### Tugas yang Diberikan A
Menurut berita tentang penghapusan uang beras pensiunan, mengapa pemerintah memberikan bantuan subsidi upah (BSU)? Jelaskan dalam satu sampai tiga kalimat.
### Tugas yang Diberikan B
Dalam berita tentang penghapusan uang beras pensiunan, tanggal berapa BSU mulai dicairkan?
### Tugas yang Diberikan C
Lanjutkan berita tentang penghapusan uang beras pensiunan ini mulai dari kalimat terakhirnya.

### Teks Halaman
Tebingtinggi, Rata News.id :
Puluhan ribu pensiunan karyawan pelaksana Ex PTPN III Dan IV saat ini kesulitan membeli beras, sementara Pemerintah Republik Indonesia menggelontorkan dana APBN sebesar Rp. 10,72 Triliun, untuk bantuan subsidi upah (BSU).
Ditengah keprihatinan pemerintahan Presiden RI Prabowo Subianto atas kesejahteraan para pekerja/buruh, guru kemendikdasmen dan guru kemenag, karena daya beli masyarakat rendah, hingga memberi BSU, sementara dengan gagah perkasanya Dirut PTPN IV Palmco Jatmiko Krisna Santosa, mengumumkan penghapusan bantuan uang beras pensiunan karyawan pelaksana Ex PTPN III dan IV, melalui Head Region I dan II, terhitung mulai Mei 2025. Padahal kehidupan sehari-hari pensiunan perkebunan sudah kembang-kempis, dibawah garis kemiskinan.
Walau sudah menuai kecaman dan penolakan serta aksi demo, namun Dirut PTPN IV Palmco Jatmiko Krisna Santosa, tetap menghapus bantuan uang beras bagi 30 ribuan pensiunan karyawan pelaksana Ex PTPN III dan IV, yang cuma seujung kuku yaitu Rp. 6 Milyar lebih perbulan mulai Mei 2025. Akibatnya bisa menimbulkan bahaya kelaparan. Sementara Pemerintah Pusat menggelontorkan dana APBN sebesar Rp. 10,72 Triliun, untuk bantuan subsidi upah (BSU) bagi pekerja dan guru kemendikdasmen serta guru kemenag, mulai Juni-Juli 2025, agar mereka sejahtera. Ini artinya Jatmiko tidak sejalan dengan keprihatinan Presiden RI Prabowo Subianto, malah menambah angka kemiskinan rakyat Indonesia makin meluas.
Pemerintah menyalurkan Bantuan Subsidi Upah bagi pekerja senilai Rp 600 ribu per bulan, pada Juni dan Juli 2025. BSU ini mulai dicairkan 5 Juni 2025.
Adapun, nilai ini naik dari rencana awal sebesar Rp 150 ribu per bulan. Keputusan menaikkan besaran BSU ini diambil setelah pemerintah membatalkan insentif diskon tarif listrik.

### Data Tersimpan
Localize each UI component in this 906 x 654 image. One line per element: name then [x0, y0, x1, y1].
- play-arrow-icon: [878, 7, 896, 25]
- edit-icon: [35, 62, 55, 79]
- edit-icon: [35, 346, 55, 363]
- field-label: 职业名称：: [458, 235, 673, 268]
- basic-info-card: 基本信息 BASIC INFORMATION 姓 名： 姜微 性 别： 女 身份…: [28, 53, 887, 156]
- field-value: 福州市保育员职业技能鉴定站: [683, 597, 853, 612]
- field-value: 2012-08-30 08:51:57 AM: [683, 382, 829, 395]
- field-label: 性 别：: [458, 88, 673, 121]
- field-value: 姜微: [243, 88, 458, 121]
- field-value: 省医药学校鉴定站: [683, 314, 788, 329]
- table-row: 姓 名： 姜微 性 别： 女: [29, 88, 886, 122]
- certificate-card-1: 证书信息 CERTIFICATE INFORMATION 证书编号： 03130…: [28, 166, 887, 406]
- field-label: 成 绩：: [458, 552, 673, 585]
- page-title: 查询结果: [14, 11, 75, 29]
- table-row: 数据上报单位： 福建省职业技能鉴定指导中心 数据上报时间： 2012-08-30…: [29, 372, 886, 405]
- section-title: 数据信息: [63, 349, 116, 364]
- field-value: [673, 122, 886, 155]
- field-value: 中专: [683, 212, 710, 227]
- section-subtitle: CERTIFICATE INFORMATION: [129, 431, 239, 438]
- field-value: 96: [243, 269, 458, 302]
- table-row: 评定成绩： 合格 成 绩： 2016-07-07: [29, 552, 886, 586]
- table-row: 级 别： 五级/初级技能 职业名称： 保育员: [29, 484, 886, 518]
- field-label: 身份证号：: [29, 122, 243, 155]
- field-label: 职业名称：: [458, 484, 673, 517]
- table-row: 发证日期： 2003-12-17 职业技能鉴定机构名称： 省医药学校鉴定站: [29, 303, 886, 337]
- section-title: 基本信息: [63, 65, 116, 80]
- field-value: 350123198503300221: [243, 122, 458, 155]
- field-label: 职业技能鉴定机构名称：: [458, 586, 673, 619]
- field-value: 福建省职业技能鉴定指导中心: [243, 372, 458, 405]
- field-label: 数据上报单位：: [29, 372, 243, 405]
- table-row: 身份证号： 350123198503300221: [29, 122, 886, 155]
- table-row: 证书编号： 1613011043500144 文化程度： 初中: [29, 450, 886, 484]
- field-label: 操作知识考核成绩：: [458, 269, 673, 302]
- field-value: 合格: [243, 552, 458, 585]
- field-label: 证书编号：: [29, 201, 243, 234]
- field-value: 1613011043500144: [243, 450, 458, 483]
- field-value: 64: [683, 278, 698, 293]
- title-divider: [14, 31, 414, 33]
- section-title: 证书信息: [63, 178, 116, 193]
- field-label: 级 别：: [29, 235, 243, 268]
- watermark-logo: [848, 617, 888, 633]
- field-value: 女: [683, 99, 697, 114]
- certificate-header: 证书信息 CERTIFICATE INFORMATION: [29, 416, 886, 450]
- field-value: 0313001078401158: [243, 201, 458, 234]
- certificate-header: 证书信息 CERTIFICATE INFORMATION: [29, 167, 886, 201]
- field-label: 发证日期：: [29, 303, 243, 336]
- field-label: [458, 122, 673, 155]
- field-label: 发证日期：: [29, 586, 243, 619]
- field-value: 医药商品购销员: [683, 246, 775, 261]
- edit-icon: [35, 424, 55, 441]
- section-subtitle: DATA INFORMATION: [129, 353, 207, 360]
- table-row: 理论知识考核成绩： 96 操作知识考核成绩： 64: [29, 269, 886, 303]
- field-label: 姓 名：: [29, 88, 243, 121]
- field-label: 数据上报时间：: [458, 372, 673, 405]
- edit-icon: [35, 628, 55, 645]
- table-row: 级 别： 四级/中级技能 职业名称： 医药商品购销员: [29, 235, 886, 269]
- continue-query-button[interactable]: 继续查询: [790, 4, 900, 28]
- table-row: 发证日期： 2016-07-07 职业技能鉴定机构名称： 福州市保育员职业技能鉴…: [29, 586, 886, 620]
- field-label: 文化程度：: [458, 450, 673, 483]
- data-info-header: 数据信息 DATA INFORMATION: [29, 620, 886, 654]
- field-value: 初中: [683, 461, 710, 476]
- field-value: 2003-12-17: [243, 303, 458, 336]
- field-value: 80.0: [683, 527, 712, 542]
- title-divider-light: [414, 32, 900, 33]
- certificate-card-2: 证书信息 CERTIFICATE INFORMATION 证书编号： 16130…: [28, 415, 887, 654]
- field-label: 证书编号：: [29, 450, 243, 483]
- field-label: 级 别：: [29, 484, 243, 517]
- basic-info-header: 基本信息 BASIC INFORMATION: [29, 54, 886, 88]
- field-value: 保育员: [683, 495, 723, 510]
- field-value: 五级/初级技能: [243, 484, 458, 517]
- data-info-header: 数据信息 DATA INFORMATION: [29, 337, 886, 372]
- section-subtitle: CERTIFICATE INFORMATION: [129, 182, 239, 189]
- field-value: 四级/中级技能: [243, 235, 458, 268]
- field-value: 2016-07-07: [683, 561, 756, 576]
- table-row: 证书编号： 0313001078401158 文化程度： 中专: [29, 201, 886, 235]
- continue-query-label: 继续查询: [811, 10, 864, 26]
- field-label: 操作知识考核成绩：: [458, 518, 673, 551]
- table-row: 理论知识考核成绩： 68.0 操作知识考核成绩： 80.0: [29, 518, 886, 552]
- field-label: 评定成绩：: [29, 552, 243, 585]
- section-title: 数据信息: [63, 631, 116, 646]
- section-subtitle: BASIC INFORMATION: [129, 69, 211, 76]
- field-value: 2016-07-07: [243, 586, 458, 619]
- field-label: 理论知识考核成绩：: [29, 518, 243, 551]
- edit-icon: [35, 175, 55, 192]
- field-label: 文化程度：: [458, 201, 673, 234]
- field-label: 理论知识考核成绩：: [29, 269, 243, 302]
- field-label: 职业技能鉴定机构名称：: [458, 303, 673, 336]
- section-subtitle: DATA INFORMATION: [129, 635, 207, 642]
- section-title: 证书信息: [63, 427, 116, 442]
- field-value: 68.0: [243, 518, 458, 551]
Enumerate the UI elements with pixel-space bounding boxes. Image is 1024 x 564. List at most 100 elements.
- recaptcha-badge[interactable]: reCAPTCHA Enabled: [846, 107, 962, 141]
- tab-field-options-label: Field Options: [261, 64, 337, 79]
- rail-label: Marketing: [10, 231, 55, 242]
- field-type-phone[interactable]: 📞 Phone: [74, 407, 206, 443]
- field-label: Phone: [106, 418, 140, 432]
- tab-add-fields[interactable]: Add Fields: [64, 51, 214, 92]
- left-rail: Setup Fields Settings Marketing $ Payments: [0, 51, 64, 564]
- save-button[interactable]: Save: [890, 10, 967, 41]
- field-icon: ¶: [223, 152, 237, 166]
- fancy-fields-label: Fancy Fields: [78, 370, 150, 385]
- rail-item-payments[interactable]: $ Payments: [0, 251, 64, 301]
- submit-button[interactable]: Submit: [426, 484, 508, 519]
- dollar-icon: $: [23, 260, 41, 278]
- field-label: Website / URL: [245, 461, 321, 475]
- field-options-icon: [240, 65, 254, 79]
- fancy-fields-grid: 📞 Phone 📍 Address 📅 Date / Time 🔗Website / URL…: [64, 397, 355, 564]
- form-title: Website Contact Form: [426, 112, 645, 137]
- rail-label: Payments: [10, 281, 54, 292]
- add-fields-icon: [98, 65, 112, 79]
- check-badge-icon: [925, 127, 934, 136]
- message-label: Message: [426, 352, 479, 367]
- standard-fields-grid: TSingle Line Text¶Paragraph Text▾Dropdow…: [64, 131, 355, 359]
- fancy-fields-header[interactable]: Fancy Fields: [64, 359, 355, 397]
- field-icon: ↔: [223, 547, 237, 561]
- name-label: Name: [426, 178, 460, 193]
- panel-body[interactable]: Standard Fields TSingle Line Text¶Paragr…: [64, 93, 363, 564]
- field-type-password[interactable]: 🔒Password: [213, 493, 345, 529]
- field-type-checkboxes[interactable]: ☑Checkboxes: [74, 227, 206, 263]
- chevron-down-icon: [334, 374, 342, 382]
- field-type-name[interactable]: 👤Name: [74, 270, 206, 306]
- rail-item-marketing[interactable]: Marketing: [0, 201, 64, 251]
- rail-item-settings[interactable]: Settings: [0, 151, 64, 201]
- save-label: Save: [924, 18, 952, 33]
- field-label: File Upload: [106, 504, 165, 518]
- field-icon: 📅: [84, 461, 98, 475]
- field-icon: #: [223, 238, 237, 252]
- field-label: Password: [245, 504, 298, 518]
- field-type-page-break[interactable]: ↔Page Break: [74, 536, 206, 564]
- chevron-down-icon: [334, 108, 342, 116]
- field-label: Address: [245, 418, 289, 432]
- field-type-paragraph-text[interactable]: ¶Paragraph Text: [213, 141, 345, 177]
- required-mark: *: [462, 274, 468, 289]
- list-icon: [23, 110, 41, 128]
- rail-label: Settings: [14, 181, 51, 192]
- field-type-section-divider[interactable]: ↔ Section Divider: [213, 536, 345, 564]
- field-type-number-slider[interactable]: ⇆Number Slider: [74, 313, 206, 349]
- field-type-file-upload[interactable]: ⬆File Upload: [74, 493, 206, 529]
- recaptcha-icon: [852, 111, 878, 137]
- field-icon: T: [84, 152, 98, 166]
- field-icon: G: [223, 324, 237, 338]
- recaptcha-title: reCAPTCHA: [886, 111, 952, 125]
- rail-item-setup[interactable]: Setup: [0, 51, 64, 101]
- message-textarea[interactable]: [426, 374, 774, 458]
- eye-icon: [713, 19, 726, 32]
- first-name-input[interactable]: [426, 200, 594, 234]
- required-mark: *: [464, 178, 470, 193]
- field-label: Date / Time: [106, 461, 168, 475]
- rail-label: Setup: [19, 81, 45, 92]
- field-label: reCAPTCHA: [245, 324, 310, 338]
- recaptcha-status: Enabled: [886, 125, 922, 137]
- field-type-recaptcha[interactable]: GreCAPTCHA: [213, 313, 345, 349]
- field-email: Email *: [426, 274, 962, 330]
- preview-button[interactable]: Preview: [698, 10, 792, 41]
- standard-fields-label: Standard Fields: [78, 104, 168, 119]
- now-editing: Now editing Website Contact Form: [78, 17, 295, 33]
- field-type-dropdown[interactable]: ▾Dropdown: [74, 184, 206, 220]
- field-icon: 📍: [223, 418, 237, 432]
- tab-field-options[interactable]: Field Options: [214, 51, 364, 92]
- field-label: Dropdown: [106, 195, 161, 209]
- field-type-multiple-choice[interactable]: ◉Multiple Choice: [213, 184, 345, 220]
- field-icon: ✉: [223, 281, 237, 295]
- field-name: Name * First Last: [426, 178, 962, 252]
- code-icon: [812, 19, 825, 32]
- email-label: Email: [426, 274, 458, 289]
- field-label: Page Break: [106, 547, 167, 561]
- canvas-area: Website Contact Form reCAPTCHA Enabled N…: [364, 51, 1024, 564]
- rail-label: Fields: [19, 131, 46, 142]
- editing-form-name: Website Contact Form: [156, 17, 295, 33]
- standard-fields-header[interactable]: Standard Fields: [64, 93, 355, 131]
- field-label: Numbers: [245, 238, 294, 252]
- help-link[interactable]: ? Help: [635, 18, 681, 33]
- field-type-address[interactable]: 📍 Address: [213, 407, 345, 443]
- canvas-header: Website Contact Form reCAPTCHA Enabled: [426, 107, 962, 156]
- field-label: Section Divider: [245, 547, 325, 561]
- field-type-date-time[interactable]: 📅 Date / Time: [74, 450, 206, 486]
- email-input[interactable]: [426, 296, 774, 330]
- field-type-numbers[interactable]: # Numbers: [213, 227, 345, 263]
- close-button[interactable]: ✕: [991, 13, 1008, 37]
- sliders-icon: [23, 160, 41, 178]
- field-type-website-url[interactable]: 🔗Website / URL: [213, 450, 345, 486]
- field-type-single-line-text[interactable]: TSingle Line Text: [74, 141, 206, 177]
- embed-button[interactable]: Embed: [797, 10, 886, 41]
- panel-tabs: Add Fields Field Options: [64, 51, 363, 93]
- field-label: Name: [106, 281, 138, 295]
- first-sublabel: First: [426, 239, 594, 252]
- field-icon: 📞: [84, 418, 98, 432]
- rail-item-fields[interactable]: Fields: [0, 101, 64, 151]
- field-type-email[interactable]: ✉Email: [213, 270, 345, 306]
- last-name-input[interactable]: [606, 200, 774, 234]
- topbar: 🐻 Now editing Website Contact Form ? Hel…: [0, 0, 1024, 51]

### Jawaban Tertulis A
Pemerintah prihatin atas kesejahteraan pekerja/buruh, guru kemendikdasmen, dan guru kemenag karena daya beli masyarakat rendah. Karena itu pemerintah memberikan BSU agar mereka sejahtera.

### Jawaban Tertulis B
BSU mulai dicairkan pada 5 Juni 2025.

### Jawaban Tertulis C
Menteri Keuangan Sri Mulyani Indrawati menjelaskan, keputusan tersebut dipilih karena BSU dapat memberikan dampak yang lebih besar dibandingkan dengan diskon tarif listrik.
“Kita ingin dampak pengungkitnya lebih baik, lebih kuat,” ungkapnya di Istana Kepresidenan, Jakarta, dikutip dari CNBC Indonesia, Kamis (5/6/2025).
Bantuan Subsidi Upah besarannya mencapai Rp300.000/ bulan untuk sekitar 17,3 Juta pekerja/buruh dengan gaji di bawah Rp3,5 juta atau sebesar UMP/Kota/Kab. Kemudian sebesar Rp 288 ribu guru Kemendikdasmen dan Rp 277 ribu Guru Kemenag untuk 2 bulan (Juni-Juli 2025).
Menurut Sri Mulyani, anggaran yang dikeluarkan untuk penyaluran BSU mencapai Rp10,72 triliun.
Pemerintah mengharapkan agar kebijakan BSU ini dapat menunjang daya beli masyarakat di tengah melonjaknya kebutuhan ekonomi, terlebih tahun ajaran baru yang sudah di depan mata. Sementara kehidupan pensiunan yang tinggal di pinggiran kawasan perkebunan, makin tak karuan, tak ada lagi uang untuk membeli beras.
*Sumpah Serapah*
Kebijakan menghapus bantuan uang beras pensiunan karyawan pelaksana Ex PTPN III dan IV Medan, yang dilakukan oleh Dirut PTPN IV Palmco Jatmiko Krisna Santosa, menjadi perbincangan hangat para pensiunan setiap harinya, baik dirumah-rumah, warung kopi dan meluas ke medsos melalui percakapan WhatsApp dan Facebook.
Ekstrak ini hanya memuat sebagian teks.